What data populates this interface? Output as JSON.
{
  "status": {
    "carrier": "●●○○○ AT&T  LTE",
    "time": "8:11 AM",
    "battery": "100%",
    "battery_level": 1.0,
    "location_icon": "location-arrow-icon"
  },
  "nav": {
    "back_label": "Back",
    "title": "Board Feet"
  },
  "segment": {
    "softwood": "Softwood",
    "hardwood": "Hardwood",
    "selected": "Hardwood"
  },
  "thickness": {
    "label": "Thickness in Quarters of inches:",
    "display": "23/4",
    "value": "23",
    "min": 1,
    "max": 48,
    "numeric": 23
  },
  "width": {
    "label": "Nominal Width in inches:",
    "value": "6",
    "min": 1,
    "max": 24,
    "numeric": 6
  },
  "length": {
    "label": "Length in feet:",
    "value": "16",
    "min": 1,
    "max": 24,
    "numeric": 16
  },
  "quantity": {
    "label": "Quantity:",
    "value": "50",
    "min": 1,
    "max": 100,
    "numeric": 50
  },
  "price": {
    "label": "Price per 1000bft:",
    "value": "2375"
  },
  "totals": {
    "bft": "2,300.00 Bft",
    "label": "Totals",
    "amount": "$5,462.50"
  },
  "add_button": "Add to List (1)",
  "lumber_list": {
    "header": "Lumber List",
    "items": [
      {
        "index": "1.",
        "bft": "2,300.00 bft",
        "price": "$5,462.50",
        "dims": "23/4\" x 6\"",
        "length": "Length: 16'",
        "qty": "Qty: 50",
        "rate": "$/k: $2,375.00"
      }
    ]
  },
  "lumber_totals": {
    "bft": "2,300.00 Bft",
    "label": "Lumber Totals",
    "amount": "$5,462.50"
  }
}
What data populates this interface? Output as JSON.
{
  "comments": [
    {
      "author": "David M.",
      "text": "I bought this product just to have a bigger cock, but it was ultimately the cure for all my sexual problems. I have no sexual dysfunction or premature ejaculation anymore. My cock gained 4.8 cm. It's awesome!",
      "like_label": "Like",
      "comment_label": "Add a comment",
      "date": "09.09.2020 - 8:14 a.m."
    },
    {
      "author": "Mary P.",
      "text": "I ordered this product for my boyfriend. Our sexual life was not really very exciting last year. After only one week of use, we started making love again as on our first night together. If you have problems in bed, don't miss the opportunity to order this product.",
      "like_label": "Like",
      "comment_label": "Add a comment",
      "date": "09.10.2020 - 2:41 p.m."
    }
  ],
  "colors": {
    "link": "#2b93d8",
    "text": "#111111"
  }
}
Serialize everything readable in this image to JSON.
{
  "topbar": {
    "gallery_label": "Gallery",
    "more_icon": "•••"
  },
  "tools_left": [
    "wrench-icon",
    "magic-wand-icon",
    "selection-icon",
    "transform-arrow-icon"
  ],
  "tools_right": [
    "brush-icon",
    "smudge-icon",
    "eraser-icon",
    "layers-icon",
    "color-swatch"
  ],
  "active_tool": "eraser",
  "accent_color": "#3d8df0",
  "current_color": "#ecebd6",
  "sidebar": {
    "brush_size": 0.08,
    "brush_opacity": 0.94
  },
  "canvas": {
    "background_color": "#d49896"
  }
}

···

WHAT YOU ARE ASKED TO DO -
Reproduce each entry above exactly, keeping every word.

TASK SOLUTION -
What data populates this interface? Output as JSON.
{
  "status": {
    "carrier": "●●○○○ AT&T  LTE",
    "time": "8:11 AM",
    "battery": "100%",
    "battery_level": 1.0,
    "location_icon": "location-arrow-icon"
  },
  "nav": {
    "back_label": "Back",
    "title": "Board Feet"
  },
  "segment": {
    "softwood": "Softwood",
    "hardwood": "Hardwood",
    "selected": "Hardwood"
  },
  "thickness": {
    "label": "Thickness in Quarters of inches:",
    "display": "23/4",
    "value": "23",
    "min": 1,
    "max": 48,
    "numeric": 23
  },
  "width": {
    "label": "Nominal Width in inches:",
    "value": "6",
    "min": 1,
    "max": 24,
    "numeric": 6
  },
  "length": {
    "label": "Length in feet:",
    "value": "16",
    "min": 1,
    "max": 24,
    "numeric": 16
  },
  "quantity": {
    "label": "Quantity:",
    "value": "50",
    "min": 1,
    "max": 100,
    "numeric": 50
  },
  "price": {
    "label": "Price per 1000bft:",
    "value": "2375"
  },
  "totals": {
    "bft": "2,300.00 Bft",
    "label": "Totals",
    "amount": "$5,462.50"
  },
  "add_button": "Add to List (1)",
  "lumber_list": {
    "header": "Lumber List",
    "items": [
      {
        "index": "1.",
        "bft": "2,300.00 bft",
        "price": "$5,462.50",
        "dims": "23/4\" x 6\"",
        "length": "Length: 16'",
        "qty": "Qty: 50",
        "rate": "$/k: $2,375.00"
      }
    ]
  },
  "lumber_totals": {
    "bft": "2,300.00 Bft",
    "label": "Lumber Totals",
    "amount": "$5,462.50"
  }
}
What data populates this interface? Output as JSON.
{
  "comments": [
    {
      "author": "David M.",
      "text": "I bought this product just to have a bigger cock, but it was ultimately the cure for all my sexual problems. I have no sexual dysfunction or premature ejaculation anymore. My cock gained 4.8 cm. It's awesome!",
      "like_label": "Like",
      "comment_label": "Add a comment",
      "date": "09.09.2020 - 8:14 a.m."
    },
    {
      "author": "Mary P.",
      "text": "I ordered this product for my boyfriend. Our sexual life was not really very exciting last year. After only one week of use, we started making love again as on our first night together. If you have problems in bed, don't miss the opportunity to order this product.",
      "like_label": "Like",
      "comment_label": "Add a comment",
      "date": "09.10.2020 - 2:41 p.m."
    }
  ],
  "colors": {
    "link": "#2b93d8",
    "text": "#111111"
  }
}
Serialize everything readable in this image to JSON.
{
  "topbar": {
    "gallery_label": "Gallery",
    "more_icon": "•••"
  },
  "tools_left": [
    "wrench-icon",
    "magic-wand-icon",
    "selection-icon",
    "transform-arrow-icon"
  ],
  "tools_right": [
    "brush-icon",
    "smudge-icon",
    "eraser-icon",
    "layers-icon",
    "color-swatch"
  ],
  "active_tool": "eraser",
  "accent_color": "#3d8df0",
  "current_color": "#ecebd6",
  "sidebar": {
    "brush_size": 0.08,
    "brush_opacity": 0.94
  },
  "canvas": {
    "background_color": "#d49896"
  }
}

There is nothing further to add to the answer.